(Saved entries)
--------------------------------
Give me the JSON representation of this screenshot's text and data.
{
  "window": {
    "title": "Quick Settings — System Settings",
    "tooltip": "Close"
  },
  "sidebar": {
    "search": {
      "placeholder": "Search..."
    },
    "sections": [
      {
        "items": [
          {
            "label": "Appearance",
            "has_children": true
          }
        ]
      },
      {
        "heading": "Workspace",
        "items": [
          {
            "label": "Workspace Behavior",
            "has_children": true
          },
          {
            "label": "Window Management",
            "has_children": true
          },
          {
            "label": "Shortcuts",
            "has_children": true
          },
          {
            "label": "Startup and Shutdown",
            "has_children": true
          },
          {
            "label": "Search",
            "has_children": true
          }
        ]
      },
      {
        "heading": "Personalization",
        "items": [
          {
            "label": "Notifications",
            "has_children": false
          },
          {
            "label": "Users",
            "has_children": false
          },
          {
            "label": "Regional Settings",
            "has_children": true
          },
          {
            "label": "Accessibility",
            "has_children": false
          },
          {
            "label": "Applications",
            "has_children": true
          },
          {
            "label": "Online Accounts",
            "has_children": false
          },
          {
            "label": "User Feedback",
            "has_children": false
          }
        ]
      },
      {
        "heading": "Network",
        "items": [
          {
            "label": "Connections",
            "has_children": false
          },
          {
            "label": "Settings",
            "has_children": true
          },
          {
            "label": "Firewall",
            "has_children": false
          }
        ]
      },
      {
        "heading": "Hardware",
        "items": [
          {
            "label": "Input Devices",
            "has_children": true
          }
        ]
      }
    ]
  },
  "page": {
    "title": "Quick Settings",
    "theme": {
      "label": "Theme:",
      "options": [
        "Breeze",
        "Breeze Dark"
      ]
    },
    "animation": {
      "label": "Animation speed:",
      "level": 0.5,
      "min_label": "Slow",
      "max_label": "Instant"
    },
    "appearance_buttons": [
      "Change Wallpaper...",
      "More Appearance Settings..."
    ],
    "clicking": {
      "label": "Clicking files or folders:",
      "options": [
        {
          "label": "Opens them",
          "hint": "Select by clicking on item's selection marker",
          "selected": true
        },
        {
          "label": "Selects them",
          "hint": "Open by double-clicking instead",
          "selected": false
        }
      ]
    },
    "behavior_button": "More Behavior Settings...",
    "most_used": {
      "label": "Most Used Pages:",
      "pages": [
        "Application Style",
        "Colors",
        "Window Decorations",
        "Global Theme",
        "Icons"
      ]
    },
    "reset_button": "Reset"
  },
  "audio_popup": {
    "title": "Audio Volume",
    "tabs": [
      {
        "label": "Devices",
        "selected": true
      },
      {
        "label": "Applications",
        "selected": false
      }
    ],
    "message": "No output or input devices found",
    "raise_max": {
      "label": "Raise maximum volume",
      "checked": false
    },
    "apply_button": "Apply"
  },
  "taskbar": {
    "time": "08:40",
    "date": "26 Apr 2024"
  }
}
--------------------------------
§ PROBLEM STATEMENT: Copy out all the entries shown above, character for character.

§ SOLVED EXERCISE:
Give me the JSON representation of this screenshot's text and data.
{
  "window": {
    "title": "Quick Settings — System Settings",
    "tooltip": "Close"
  },
  "sidebar": {
    "search": {
      "placeholder": "Search..."
    },
    "sections": [
      {
        "items": [
          {
            "label": "Appearance",
            "has_children": true
          }
        ]
      },
      {
        "heading": "Workspace",
        "items": [
          {
            "label": "Workspace Behavior",
            "has_children": true
          },
          {
            "label": "Window Management",
            "has_children": true
          },
          {
            "label": "Shortcuts",
            "has_children": true
          },
          {
            "label": "Startup and Shutdown",
            "has_children": true
          },
          {
            "label": "Search",
            "has_children": true
          }
        ]
      },
      {
        "heading": "Personalization",
        "items": [
          {
            "label": "Notifications",
            "has_children": false
          },
          {
            "label": "Users",
            "has_children": false
          },
          {
            "label": "Regional Settings",
            "has_children": true
          },
          {
            "label": "Accessibility",
            "has_children": false
          },
          {
            "label": "Applications",
            "has_children": true
          },
          {
            "label": "Online Accounts",
            "has_children": false
          },
          {
            "label": "User Feedback",
            "has_children": false
          }
        ]
      },
      {
        "heading": "Network",
        "items": [
          {
            "label": "Connections",
            "has_children": false
          },
          {
            "label": "Settings",
            "has_children": true
          },
          {
            "label": "Firewall",
            "has_children": false
          }
        ]
      },
      {
        "heading": "Hardware",
        "items": [
          {
            "label": "Input Devices",
            "has_children": true
          }
        ]
      }
    ]
  },
  "page": {
    "title": "Quick Settings",
    "theme": {
      "label": "Theme:",
      "options": [
        "Breeze",
        "Breeze Dark"
      ]
    },
    "animation": {
      "label": "Animation speed:",
      "level": 0.5,
      "min_label": "Slow",
      "max_label": "Instant"
    },
    "appearance_buttons": [
      "Change Wallpaper...",
      "More Appearance Settings..."
    ],
    "clicking": {
      "label": "Clicking files or folders:",
      "options": [
        {
          "label": "Opens them",
          "hint": "Select by clicking on item's selection marker",
          "selected": true
        },
        {
          "label": "Selects them",
          "hint": "Open by double-clicking instead",
          "selected": false
        }
      ]
    },
    "behavior_button": "More Behavior Settings...",
    "most_used": {
      "label": "Most Used Pages:",
      "pages": [
        "Application Style",
        "Colors",
        "Window Decorations",
        "Global Theme",
        "Icons"
      ]
    },
    "reset_button": "Reset"
  },
  "audio_popup": {
    "title": "Audio Volume",
    "tabs": [
      {
        "label": "Devices",
        "selected": true
      },
      {
        "label": "Applications",
        "selected": false
      }
    ],
    "message": "No output or input devices found",
    "raise_max": {
      "label": "Raise maximum volume",
      "checked": false
    },
    "apply_button": "Apply"
  },
  "taskbar": {
    "time": "08:40",
    "date": "26 Apr 2024"
  }
}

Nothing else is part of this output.